▶ **Work to do**: Extract the full set of records, then give each one again exactly.

BEGIN

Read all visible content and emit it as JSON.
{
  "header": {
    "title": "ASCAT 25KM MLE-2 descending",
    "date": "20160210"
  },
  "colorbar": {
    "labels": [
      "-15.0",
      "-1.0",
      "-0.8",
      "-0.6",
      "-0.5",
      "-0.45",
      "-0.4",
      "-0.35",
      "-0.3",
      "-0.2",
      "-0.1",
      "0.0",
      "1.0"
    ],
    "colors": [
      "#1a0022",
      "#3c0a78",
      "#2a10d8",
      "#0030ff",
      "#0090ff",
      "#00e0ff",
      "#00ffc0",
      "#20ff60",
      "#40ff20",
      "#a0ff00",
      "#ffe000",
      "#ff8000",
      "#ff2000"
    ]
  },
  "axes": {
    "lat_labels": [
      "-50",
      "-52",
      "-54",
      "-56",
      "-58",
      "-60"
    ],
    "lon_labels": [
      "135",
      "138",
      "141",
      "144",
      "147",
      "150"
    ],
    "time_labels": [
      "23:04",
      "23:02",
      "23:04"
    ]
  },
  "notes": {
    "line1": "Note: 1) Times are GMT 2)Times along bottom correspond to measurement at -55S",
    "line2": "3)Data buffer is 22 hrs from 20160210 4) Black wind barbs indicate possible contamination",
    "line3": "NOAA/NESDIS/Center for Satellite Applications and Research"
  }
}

END

▶ **Response to the task**:
Read all visible content and emit it as JSON.
{
  "header": {
    "title": "ASCAT 25KM MLE-2 descending",
    "date": "20160210"
  },
  "colorbar": {
    "labels": [
      "-15.0",
      "-1.0",
      "-0.8",
      "-0.6",
      "-0.5",
      "-0.45",
      "-0.4",
      "-0.35",
      "-0.3",
      "-0.2",
      "-0.1",
      "0.0",
      "1.0"
    ],
    "colors": [
      "#1a0022",
      "#3c0a78",
      "#2a10d8",
      "#0030ff",
      "#0090ff",
      "#00e0ff",
      "#00ffc0",
      "#20ff60",
      "#40ff20",
      "#a0ff00",
      "#ffe000",
      "#ff8000",
      "#ff2000"
    ]
  },
  "axes": {
    "lat_labels": [
      "-50",
      "-52",
      "-54",
      "-56",
      "-58",
      "-60"
    ],
    "lon_labels": [
      "135",
      "138",
      "141",
      "144",
      "147",
      "150"
    ],
    "time_labels": [
      "23:04",
      "23:02",
      "23:04"
    ]
  },
  "notes": {
    "line1": "Note: 1) Times are GMT 2)Times along bottom correspond to measurement at -55S",
    "line2": "3)Data buffer is 22 hrs from 20160210 4) Black wind barbs indicate possible contamination",
    "line3": "NOAA/NESDIS/Center for Satellite Applications and Research"
  }
}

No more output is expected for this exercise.